[Given task]:
Gather the lines below that include the string "mahdollisuutta", copying each in full.

# Start of Extracted information

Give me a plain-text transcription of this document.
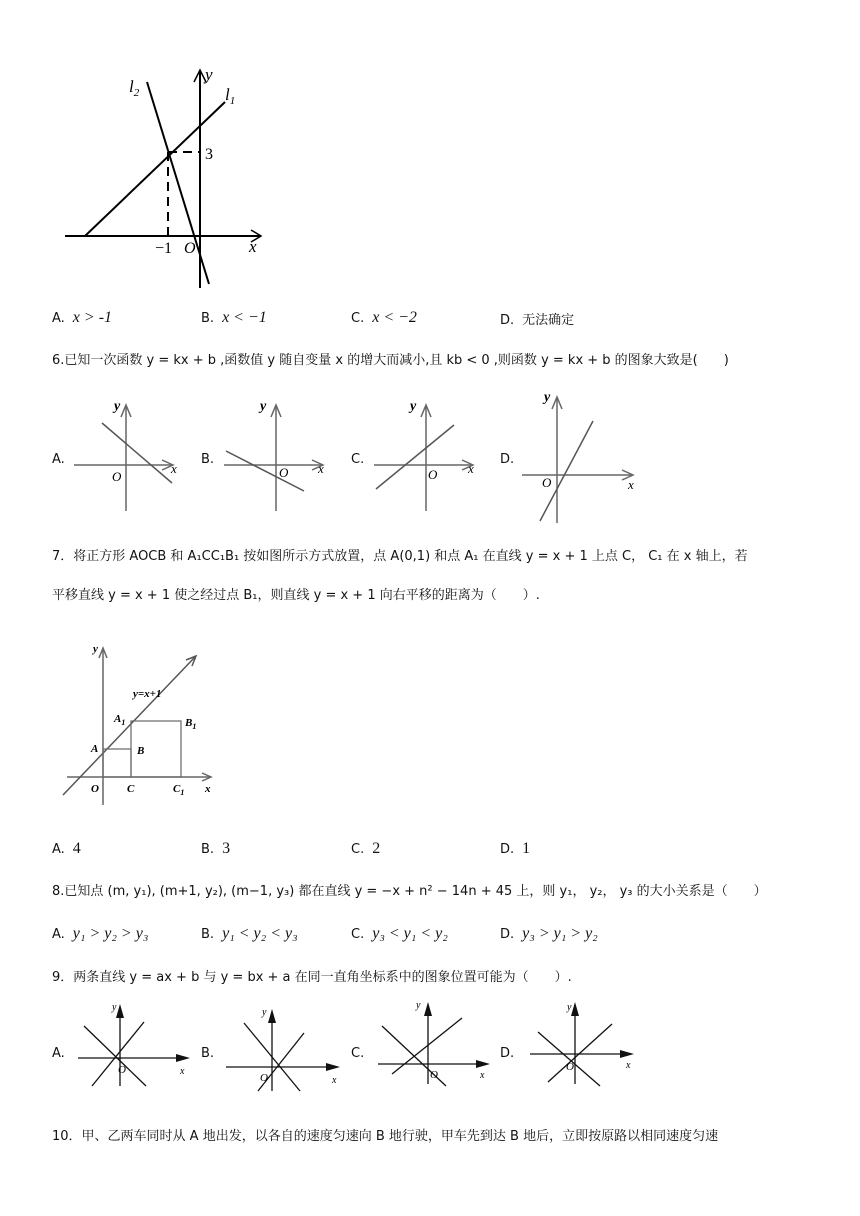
$l_2$
y
$l_1$
3
−1 O	x
A. x > -1	B. x < −1	C. x < −2	D. 无法确定
6.已知一次函数 y = kx + b ,函数值 y 随自变量 x 的增大而减小,且 kb < 0 ,则函数 y = kx + b 的图象大致是(　　)
A.
y
x
O
B.
y
x
O
C.
y
x
O
D.
y
x
O
7．将正方形 AOCB 和 A₁CC₁B₁ 按如图所示方式放置，点 A(0,1) 和点 A₁ 在直线 y = x + 1 上点 C， C₁ 在 x 轴上，若
平移直线 y = x + 1 使之经过点 B₁，则直线 y = x + 1 向右平移的距离为（　　）.
y
y=x+1
$A_1$	$B_1$
A	B
O	C	$C_1$ x
A. 4	B. 3	C. 2	D. 1
8.已知点 (m, y₁), (m+1, y₂), (m−1, y₃) 都在直线 y = −x + n² − 14n + 45 上，则 y₁， y₂， y₃ 的大小关系是（　　）
A. y₁ > y₂ > y₃	B. y₁ < y₂ < y₃	C. y₃ < y₁ < y₂	D. y₃ > y₁ > y₂
9．两条直线 y = ax + b 与 y = bx + a 在同一直角坐标系中的图象位置可能为（　　）.
A.
y
x
O
B.
y
x
O
C.
y
x
O
D.
y
x
O
10．甲、乙两车同时从 A 地出发，以各自的速度匀速向 B 地行驶，甲车先到达 B 地后，立即按原路以相同速度匀速
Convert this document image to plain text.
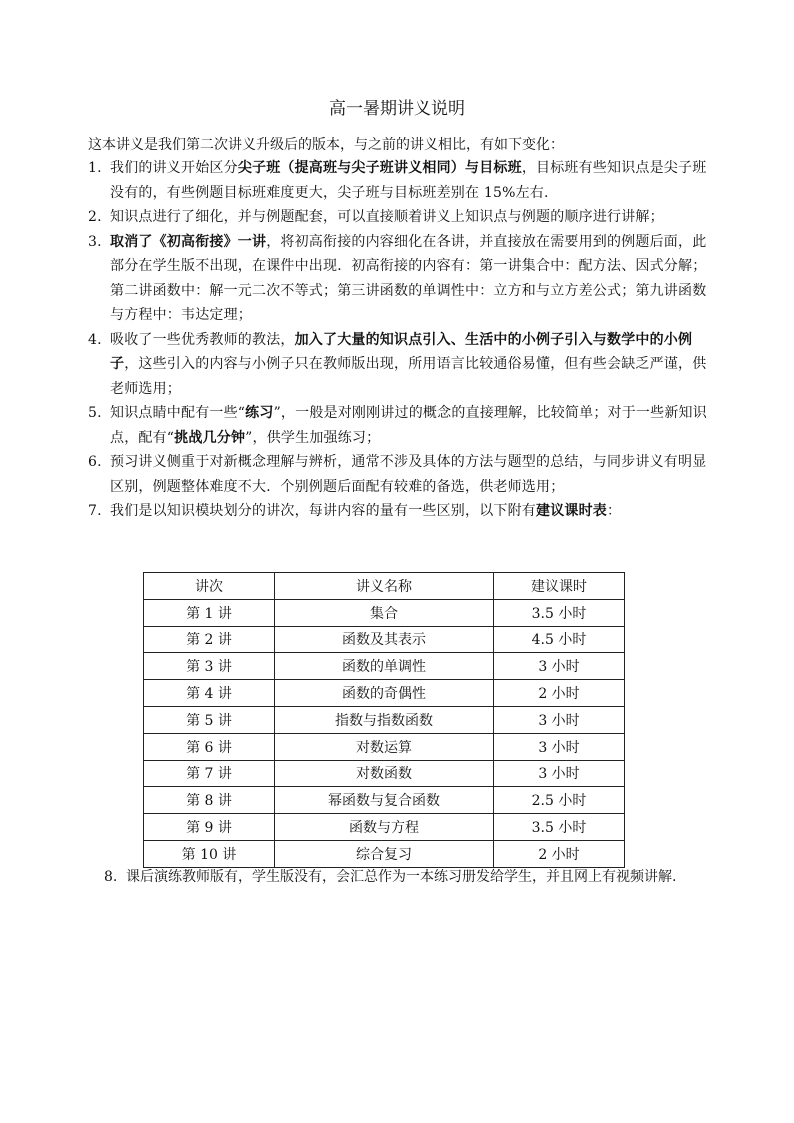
高一暑期讲义说明
这本讲义是我们第二次讲义升级后的版本，与之前的讲义相比，有如下变化：
1. 我们的讲义开始区分尖子班（提高班与尖子班讲义相同）与目标班，目标班有些知识点是尖子班没有的，有些例题目标班难度更大，尖子班与目标班差别在 15%左右.
2. 知识点进行了细化，并与例题配套，可以直接顺着讲义上知识点与例题的顺序进行讲解；
3. 取消了《初高衔接》一讲，将初高衔接的内容细化在各讲，并直接放在需要用到的例题后面，此部分在学生版不出现，在课件中出现．初高衔接的内容有：第一讲集合中：配方法、因式分解；第二讲函数中：解一元二次不等式；第三讲函数的单调性中：立方和与立方差公式；第九讲函数与方程中：韦达定理；
4. 吸收了一些优秀教师的教法，加入了大量的知识点引入、生活中的小例子引入与数学中的小例子，这些引入的内容与小例子只在教师版出现，所用语言比较通俗易懂，但有些会缺乏严谨，供老师选用；
5. 知识点睛中配有一些“练习”，一般是对刚刚讲过的概念的直接理解，比较简单；对于一些新知识点，配有“挑战几分钟”，供学生加强练习；
6. 预习讲义侧重于对新概念理解与辨析，通常不涉及具体的方法与题型的总结，与同步讲义有明显区别，例题整体难度不大．个别例题后面配有较难的备选，供老师选用；
7. 我们是以知识模块划分的讲次，每讲内容的量有一些区别，以下附有建议课时表：
讲次	讲义名称	建议课时
第 1 讲	集合	3.5 小时
第 2 讲	函数及其表示	4.5 小时
第 3 讲	函数的单调性	3 小时
第 4 讲	函数的奇偶性	2 小时
第 5 讲	指数与指数函数	3 小时
第 6 讲	对数运算	3 小时
第 7 讲	对数函数	3 小时
第 8 讲	幂函数与复合函数	2.5 小时
第 9 讲	函数与方程	3.5 小时
第 10 讲	综合复习	2 小时
8. 课后演练教师版有，学生版没有，会汇总作为一本练习册发给学生，并且网上有视频讲解.
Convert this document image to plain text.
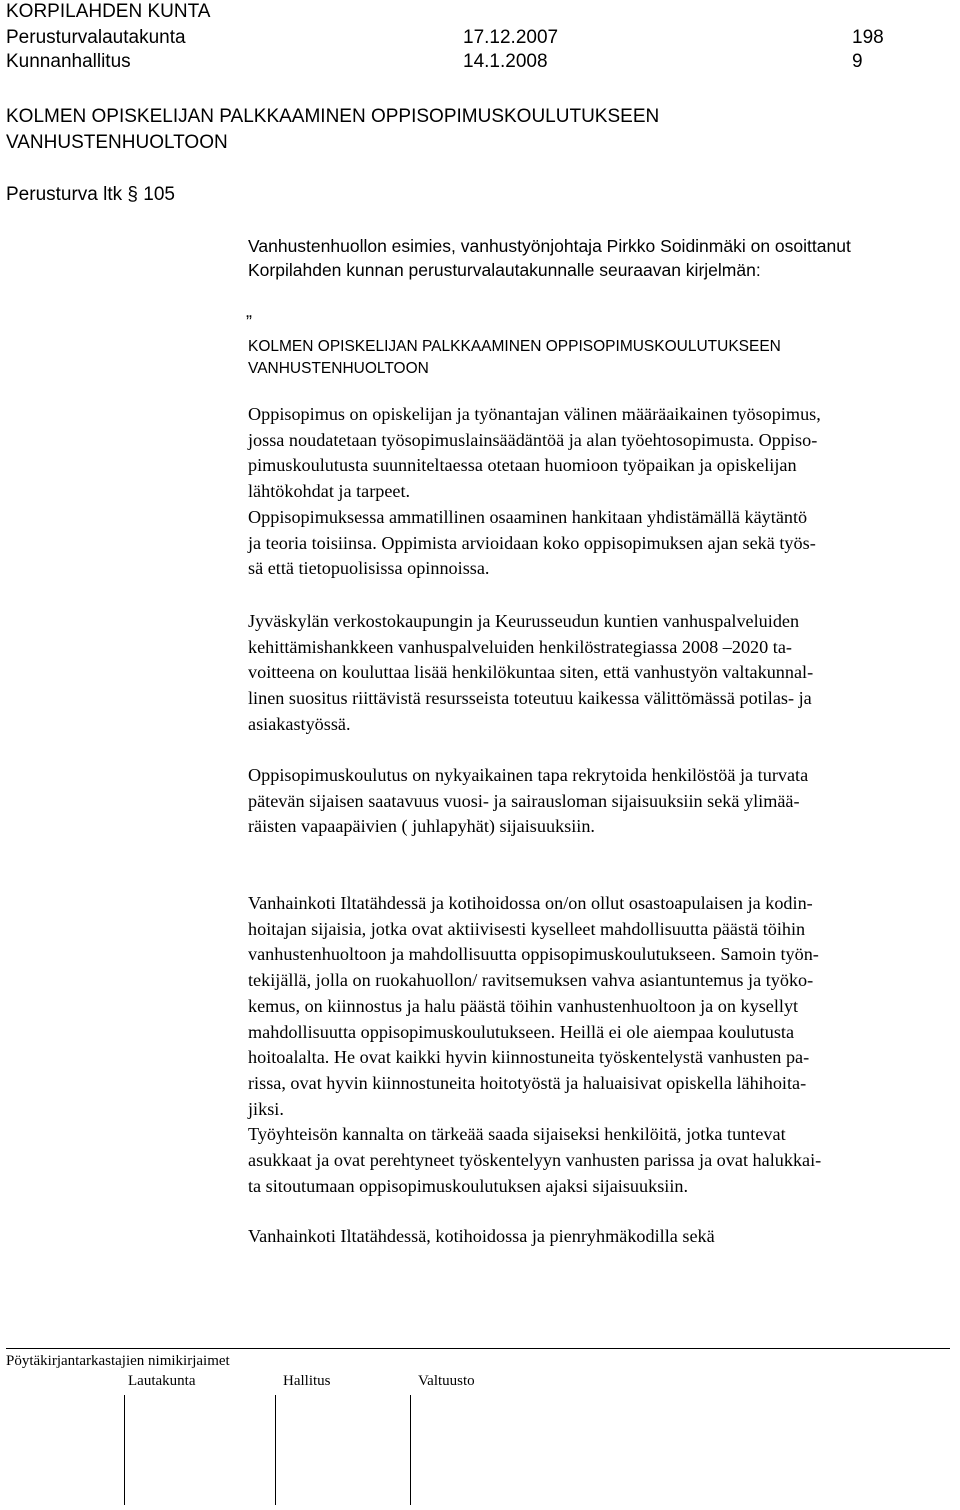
KORPILAHDEN KUNTA
Perusturvalautakunta	17.12.2007	198
Kunnanhallitus	14.1.2008	9
KOLMEN OPISKELIJAN PALKKAAMINEN OPPISOPIMUSKOULUTUKSEEN
VANHUSTENHUOLTOON
Perusturva ltk § 105
Vanhustenhuollon esimies, vanhustyönjohtaja Pirkko Soidinmäki on osoittanut
Korpilahden kunnan perusturvalautakunnalle seuraavan kirjelmän:
„
KOLMEN OPISKELIJAN PALKKAAMINEN OPPISOPIMUSKOULUTUKSEEN
VANHUSTENHUOLTOON
Oppisopimus on opiskelijan ja työnantajan välinen määräaikainen työsopimus,
jossa noudatetaan työsopimuslainsäädäntöä ja alan työehtosopimusta. Oppiso-
pimuskoulutusta suunniteltaessa otetaan huomioon työpaikan ja opiskelijan
lähtökohdat ja tarpeet.
Oppisopimuksessa ammatillinen osaaminen hankitaan yhdistämällä käytäntö
ja teoria toisiinsa. Oppimista arvioidaan koko oppisopimuksen ajan sekä työs-
sä että tietopuolisissa opinnoissa.
Jyväskylän verkostokaupungin ja Keurusseudun kuntien vanhuspalveluiden
kehittämishankkeen vanhuspalveluiden henkilöstrategiassa 2008 –2020 ta-
voitteena on kouluttaa lisää henkilökuntaa siten, että vanhustyön valtakunnal-
linen suositus riittävistä resursseista toteutuu kaikessa välittömässä potilas- ja
asiakastyössä.
Oppisopimuskoulutus on nykyaikainen tapa rekrytoida henkilöstöä ja turvata
pätevän sijaisen saatavuus vuosi- ja sairausloman sijaisuuksiin sekä ylimää-
räisten vapaapäivien ( juhlapyhät) sijaisuuksiin.
Vanhainkoti Iltatähdessä ja kotihoidossa on/on ollut osastoapulaisen ja kodin-
hoitajan sijaisia, jotka ovat aktiivisesti kyselleet mahdollisuutta päästä töihin
vanhustenhuoltoon ja mahdollisuutta oppisopimuskoulutukseen. Samoin työn-
tekijällä, jolla on ruokahuollon/ ravitsemuksen vahva asiantuntemus ja työko-
kemus, on kiinnostus ja halu päästä töihin vanhustenhuoltoon ja on kysellyt
mahdollisuutta oppisopimuskoulutukseen. Heillä ei ole aiempaa koulutusta
hoitoalalta. He ovat kaikki hyvin kiinnostuneita työskentelystä vanhusten pa-
rissa, ovat hyvin kiinnostuneita hoitotyöstä ja haluaisivat opiskella lähihoita-
jiksi.
Työyhteisön kannalta on tärkeää saada sijaiseksi henkilöitä, jotka tuntevat
asukkaat ja ovat perehtyneet työskentelyyn vanhusten parissa ja ovat halukkai-
ta sitoutumaan oppisopimuskoulutuksen ajaksi sijaisuuksiin.
Vanhainkoti Iltatähdessä, kotihoidossa ja pienryhmäkodilla sekä
Pöytäkirjantarkastajien nimikirjaimet
Lautakunta	Hallitus	Valtuusto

# End of Extracted information

[The solution]:
hoitajan sijaisia, jotka ovat aktiivisesti kyselleet mahdollisuutta päästä töihin
vanhustenhuoltoon ja mahdollisuutta oppisopimuskoulutukseen. Samoin työn-
mahdollisuutta oppisopimuskoulutukseen. Heillä ei ole aiempaa koulutusta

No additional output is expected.